═══ Data for processing ═══

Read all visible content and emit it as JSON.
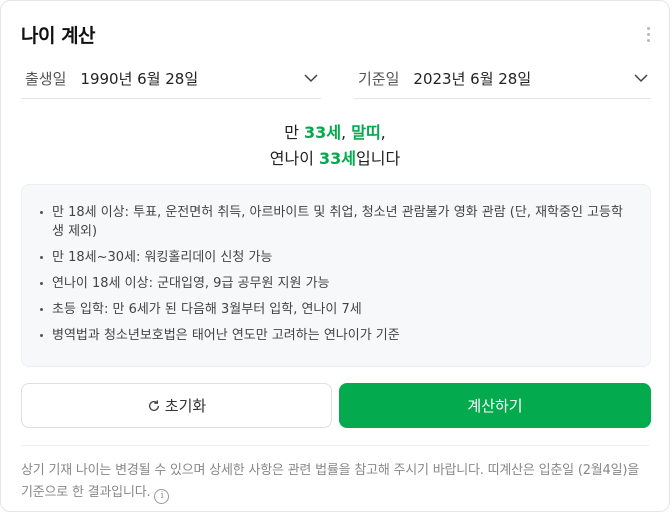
{
  "header": {
    "title": "나이 계산",
    "more_icon": "more-vertical-icon"
  },
  "birth": {
    "label": "출생일",
    "value": "1990년 6월 28일"
  },
  "base": {
    "label": "기준일",
    "value": "2023년 6월 28일"
  },
  "result": {
    "line1_prefix": "만 ",
    "man_age": "33세",
    "sep1": ", ",
    "zodiac": "말띠",
    "sep2": ",",
    "line2_prefix": "연나이 ",
    "year_age": "33세",
    "line2_suffix": "입니다"
  },
  "info_items": [
    "만 18세 이상: 투표, 운전면허 취득, 아르바이트 및 취업, 청소년 관람불가 영화 관람 (단, 재학중인 고등학생 제외)",
    "만 18세~30세: 워킹홀리데이 신청 가능",
    "연나이 18세 이상: 군대입영, 9급 공무원 지원 가능",
    "초등 입학: 만 6세가 된 다음해 3월부터 입학, 연나이 7세",
    "병역법과 청소년보호법은 태어난 연도만 고려하는 연나이가 기준"
  ],
  "buttons": {
    "reset": "초기화",
    "calculate": "계산하기"
  },
  "footnote": "상기 기재 나이는 변경될 수 있으며 상세한 사항은 관련 법률을 참고해 주시기 바랍니다. 띠계산은 입춘일 (2월4일)을 기준으로 한 결과입니다.",
  "colors": {
    "accent": "#03aa4e"
  }
}
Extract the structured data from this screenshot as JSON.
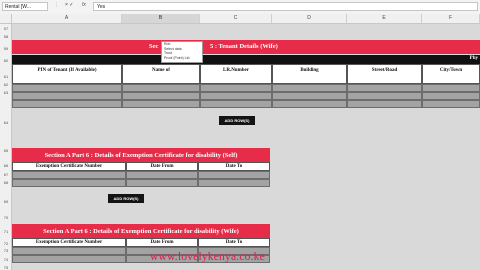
{
  "formula_bar": {
    "name_box": "Rental [W...",
    "dots": "⋮",
    "buttons": "× ✓",
    "fx": "fx",
    "value": "Yes"
  },
  "columns": [
    "A",
    "B",
    "C",
    "D",
    "E",
    "F"
  ],
  "rows": [
    "57",
    "58",
    "59",
    "60",
    "61",
    "62",
    "63",
    "64",
    "65",
    "66",
    "67",
    "68",
    "69",
    "70",
    "71",
    "72",
    "73",
    "74",
    "75"
  ],
  "tenant_wife": {
    "title_left": "Sec",
    "title_right": "5 : Tenant Details (Wife)",
    "right_strip": "Phy",
    "headers": [
      "PIN of Tenant (If Available)",
      "Name of",
      "LR.Number",
      "Building",
      "Street/Road",
      "City/Town"
    ],
    "add_button": "ADD ROW(S)"
  },
  "dropdown": {
    "options": [
      "Rob",
      "Select data",
      "Trust",
      "Proof (Point) Ltd"
    ]
  },
  "exemption_self": {
    "title": "Section A Part 6 : Details of Exemption Certificate for disability (Self)",
    "headers": [
      "Exemption Certificate Number",
      "Date From",
      "Date To"
    ],
    "add_button": "ADD ROW(S)"
  },
  "exemption_wife": {
    "title": "Section A Part 6 : Details of Exemption Certificate for disability (Wife)",
    "headers": [
      "Exemption Certificate Number",
      "Date From",
      "Date To"
    ]
  },
  "watermark": "www.lovelykenya.co.ke"
}
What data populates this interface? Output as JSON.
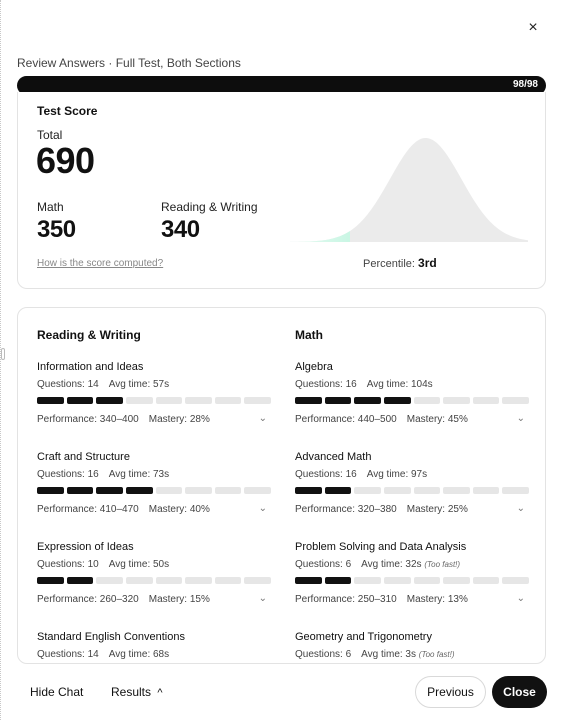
{
  "dialog": {
    "close_glyph": "×",
    "title": "Review Answers · Full Test, Both Sections",
    "progress_label": "98/98",
    "progress_fraction": 1.0
  },
  "score": {
    "heading": "Test Score",
    "total_label": "Total",
    "total_value": "690",
    "math_label": "Math",
    "math_value": "350",
    "rw_label": "Reading & Writing",
    "rw_value": "340",
    "link": "How is the score computed?",
    "percentile_label": "Percentile:",
    "percentile_value": "3rd",
    "percentile_fraction": 0.03,
    "accent_color": "#6ee7b7"
  },
  "reading_writing": {
    "title": "Reading & Writing",
    "domains": [
      {
        "name": "Information and Ideas",
        "questions": "Questions: 14",
        "time": "Avg time: 57s",
        "flag": "",
        "filled": 3,
        "total": 8,
        "performance": "Performance: 340–400",
        "mastery": "Mastery: 28%"
      },
      {
        "name": "Craft and Structure",
        "questions": "Questions: 16",
        "time": "Avg time: 73s",
        "flag": "",
        "filled": 4,
        "total": 8,
        "performance": "Performance: 410–470",
        "mastery": "Mastery: 40%"
      },
      {
        "name": "Expression of Ideas",
        "questions": "Questions: 10",
        "time": "Avg time: 50s",
        "flag": "",
        "filled": 2,
        "total": 8,
        "performance": "Performance: 260–320",
        "mastery": "Mastery: 15%"
      },
      {
        "name": "Standard English Conventions",
        "questions": "Questions: 14",
        "time": "Avg time: 68s",
        "flag": ""
      }
    ]
  },
  "math": {
    "title": "Math",
    "domains": [
      {
        "name": "Algebra",
        "questions": "Questions: 16",
        "time": "Avg time: 104s",
        "flag": "",
        "filled": 4,
        "total": 8,
        "performance": "Performance: 440–500",
        "mastery": "Mastery: 45%"
      },
      {
        "name": "Advanced Math",
        "questions": "Questions: 16",
        "time": "Avg time: 97s",
        "flag": "",
        "filled": 2,
        "total": 8,
        "performance": "Performance: 320–380",
        "mastery": "Mastery: 25%"
      },
      {
        "name": "Problem Solving and Data Analysis",
        "questions": "Questions: 6",
        "time": "Avg time: 32s",
        "flag": "(Too fast!)",
        "filled": 2,
        "total": 8,
        "performance": "Performance: 250–310",
        "mastery": "Mastery: 13%"
      },
      {
        "name": "Geometry and Trigonometry",
        "questions": "Questions: 6",
        "time": "Avg time: 3s",
        "flag": "(Too fast!)"
      }
    ]
  },
  "footer": {
    "hide_chat": "Hide Chat",
    "results": "Results",
    "results_chevron": "^",
    "previous": "Previous",
    "close": "Close"
  },
  "icons": {
    "close": "close-icon",
    "expand": "chevron-down-icon",
    "results_toggle": "chevron-up-icon"
  }
}
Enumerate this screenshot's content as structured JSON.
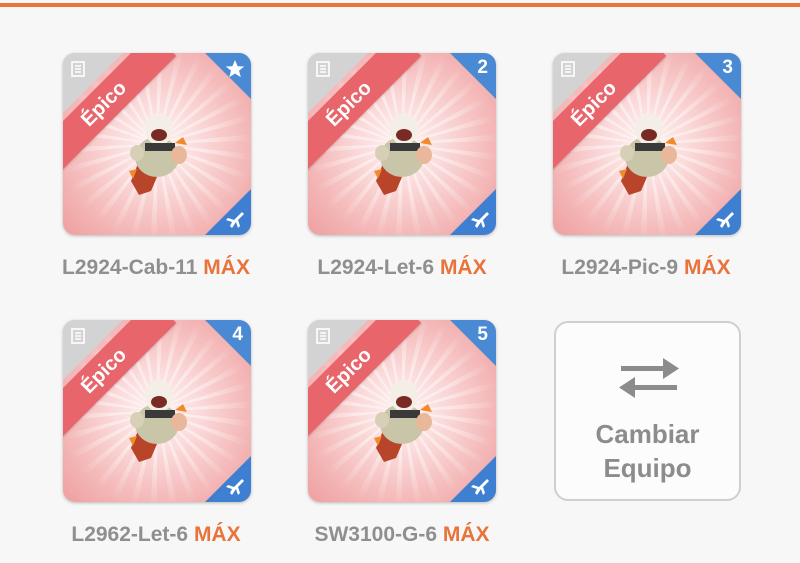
{
  "units": [
    {
      "name": "L2924-Cab-11",
      "level_tag": "MÁX",
      "rarity": "Épico",
      "slot_badge": "",
      "slot_icon": "star-icon",
      "is_leader": true
    },
    {
      "name": "L2924-Let-6",
      "level_tag": "MÁX",
      "rarity": "Épico",
      "slot_badge": "2",
      "slot_icon": "",
      "is_leader": false
    },
    {
      "name": "L2924-Pic-9",
      "level_tag": "MÁX",
      "rarity": "Épico",
      "slot_badge": "3",
      "slot_icon": "",
      "is_leader": false
    },
    {
      "name": "L2962-Let-6",
      "level_tag": "MÁX",
      "rarity": "Épico",
      "slot_badge": "4",
      "slot_icon": "",
      "is_leader": false
    },
    {
      "name": "SW3100-G-6",
      "level_tag": "MÁX",
      "rarity": "Épico",
      "slot_badge": "5",
      "slot_icon": "",
      "is_leader": false
    }
  ],
  "swap_button": {
    "line1": "Cambiar",
    "line2": "Equipo",
    "icon": "swap-arrows-icon"
  },
  "colors": {
    "accent": "#e8743c",
    "rarity_ribbon": "#e8656b",
    "badge_blue": "#4a8ad4",
    "name_grey": "#8f8f8f"
  }
}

═══

Short task:
All the lines above are to be given again exactly as they read, with the pictures removed.

Solved problem:
Read all visible content and emit it as JSON.
{
  "header": {
    "title": "나이 계산",
    "more_icon": "more-vertical-icon"
  },
  "birth": {
    "label": "출생일",
    "value": "1990년 6월 28일"
  },
  "base": {
    "label": "기준일",
    "value": "2023년 6월 28일"
  },
  "result": {
    "line1_prefix": "만 ",
    "man_age": "33세",
    "sep1": ", ",
    "zodiac": "말띠",
    "sep2": ",",
    "line2_prefix": "연나이 ",
    "year_age": "33세",
    "line2_suffix": "입니다"
  },
  "info_items": [
    "만 18세 이상: 투표, 운전면허 취득, 아르바이트 및 취업, 청소년 관람불가 영화 관람 (단, 재학중인 고등학생 제외)",
    "만 18세~30세: 워킹홀리데이 신청 가능",
    "연나이 18세 이상: 군대입영, 9급 공무원 지원 가능",
    "초등 입학: 만 6세가 된 다음해 3월부터 입학, 연나이 7세",
    "병역법과 청소년보호법은 태어난 연도만 고려하는 연나이가 기준"
  ],
  "buttons": {
    "reset": "초기화",
    "calculate": "계산하기"
  },
  "footnote": "상기 기재 나이는 변경될 수 있으며 상세한 사항은 관련 법률을 참고해 주시기 바랍니다. 띠계산은 입춘일 (2월4일)을 기준으로 한 결과입니다.",
  "colors": {
    "accent": "#03aa4e"
  }
}
Extract the structured data from this screenshot as JSON.
{
  "formula_bar": {
    "name_box": "Rental [W...",
    "dots": "⋮",
    "buttons": "× ✓",
    "fx": "fx",
    "value": "Yes"
  },
  "columns": [
    "A",
    "B",
    "C",
    "D",
    "E",
    "F"
  ],
  "rows": [
    "57",
    "58",
    "59",
    "60",
    "61",
    "62",
    "63",
    "64",
    "65",
    "66",
    "67",
    "68",
    "69",
    "70",
    "71",
    "72",
    "73",
    "74",
    "75"
  ],
  "tenant_wife": {
    "title_left": "Sec",
    "title_right": "5 : Tenant Details (Wife)",
    "right_strip": "Phy",
    "headers": [
      "PIN of Tenant (If Available)",
      "Name of",
      "LR.Number",
      "Building",
      "Street/Road",
      "City/Town"
    ],
    "add_button": "ADD ROW(S)"
  },
  "dropdown": {
    "options": [
      "Rob",
      "Select data",
      "Trust",
      "Proof (Point) Ltd"
    ]
  },
  "exemption_self": {
    "title": "Section A Part 6 : Details of Exemption Certificate for disability (Self)",
    "headers": [
      "Exemption Certificate Number",
      "Date From",
      "Date To"
    ],
    "add_button": "ADD ROW(S)"
  },
  "exemption_wife": {
    "title": "Section A Part 6 : Details of Exemption Certificate for disability (Wife)",
    "headers": [
      "Exemption Certificate Number",
      "Date From",
      "Date To"
    ]
  },
  "watermark": "www.lovelykenya.co.ke"
}
What data populates this interface? Output as JSON.
{
  "dialog": {
    "close_glyph": "×",
    "title": "Review Answers · Full Test, Both Sections",
    "progress_label": "98/98",
    "progress_fraction": 1.0
  },
  "score": {
    "heading": "Test Score",
    "total_label": "Total",
    "total_value": "690",
    "math_label": "Math",
    "math_value": "350",
    "rw_label": "Reading & Writing",
    "rw_value": "340",
    "link": "How is the score computed?",
    "percentile_label": "Percentile:",
    "percentile_value": "3rd",
    "percentile_fraction": 0.03,
    "accent_color": "#6ee7b7"
  },
  "reading_writing": {
    "title": "Reading & Writing",
    "domains": [
      {
        "name": "Information and Ideas",
        "questions": "Questions: 14",
        "time": "Avg time: 57s",
        "flag": "",
        "filled": 3,
        "total": 8,
        "performance": "Performance: 340–400",
        "mastery": "Mastery: 28%"
      },
      {
        "name": "Craft and Structure",
        "questions": "Questions: 16",
        "time": "Avg time: 73s",
        "flag": "",
        "filled": 4,
        "total": 8,
        "performance": "Performance: 410–470",
        "mastery": "Mastery: 40%"
      },
      {
        "name": "Expression of Ideas",
        "questions": "Questions: 10",
        "time": "Avg time: 50s",
        "flag": "",
        "filled": 2,
        "total": 8,
        "performance": "Performance: 260–320",
        "mastery": "Mastery: 15%"
      },
      {
        "name": "Standard English Conventions",
        "questions": "Questions: 14",
        "time": "Avg time: 68s",
        "flag": ""
      }
    ]
  },
  "math": {
    "title": "Math",
    "domains": [
      {
        "name": "Algebra",
        "questions": "Questions: 16",
        "time": "Avg time: 104s",
        "flag": "",
        "filled": 4,
        "total": 8,
        "performance": "Performance: 440–500",
        "mastery": "Mastery: 45%"
      },
      {
        "name": "Advanced Math",
        "questions": "Questions: 16",
        "time": "Avg time: 97s",
        "flag": "",
        "filled": 2,
        "total": 8,
        "performance": "Performance: 320–380",
        "mastery": "Mastery: 25%"
      },
      {
        "name": "Problem Solving and Data Analysis",
        "questions": "Questions: 6",
        "time": "Avg time: 32s",
        "flag": "(Too fast!)",
        "filled": 2,
        "total": 8,
        "performance": "Performance: 250–310",
        "mastery": "Mastery: 13%"
      },
      {
        "name": "Geometry and Trigonometry",
        "questions": "Questions: 6",
        "time": "Avg time: 3s",
        "flag": "(Too fast!)"
      }
    ]
  },
  "footer": {
    "hide_chat": "Hide Chat",
    "results": "Results",
    "results_chevron": "^",
    "previous": "Previous",
    "close": "Close"
  },
  "icons": {
    "close": "close-icon",
    "expand": "chevron-down-icon",
    "results_toggle": "chevron-up-icon"
  }
}
Enumerate this screenshot's content as structured JSON.
{
  "units": [
    {
      "name": "L2924-Cab-11",
      "level_tag": "MÁX",
      "rarity": "Épico",
      "slot_badge": "",
      "slot_icon": "star-icon",
      "is_leader": true
    },
    {
      "name": "L2924-Let-6",
      "level_tag": "MÁX",
      "rarity": "Épico",
      "slot_badge": "2",
      "slot_icon": "",
      "is_leader": false
    },
    {
      "name": "L2924-Pic-9",
      "level_tag": "MÁX",
      "rarity": "Épico",
      "slot_badge": "3",
      "slot_icon": "",
      "is_leader": false
    },
    {
      "name": "L2962-Let-6",
      "level_tag": "MÁX",
      "rarity": "Épico",
      "slot_badge": "4",
      "slot_icon": "",
      "is_leader": false
    },
    {
      "name": "SW3100-G-6",
      "level_tag": "MÁX",
      "rarity": "Épico",
      "slot_badge": "5",
      "slot_icon": "",
      "is_leader": false
    }
  ],
  "swap_button": {
    "line1": "Cambiar",
    "line2": "Equipo",
    "icon": "swap-arrows-icon"
  },
  "colors": {
    "accent": "#e8743c",
    "rarity_ribbon": "#e8656b",
    "badge_blue": "#4a8ad4",
    "name_grey": "#8f8f8f"
  }
}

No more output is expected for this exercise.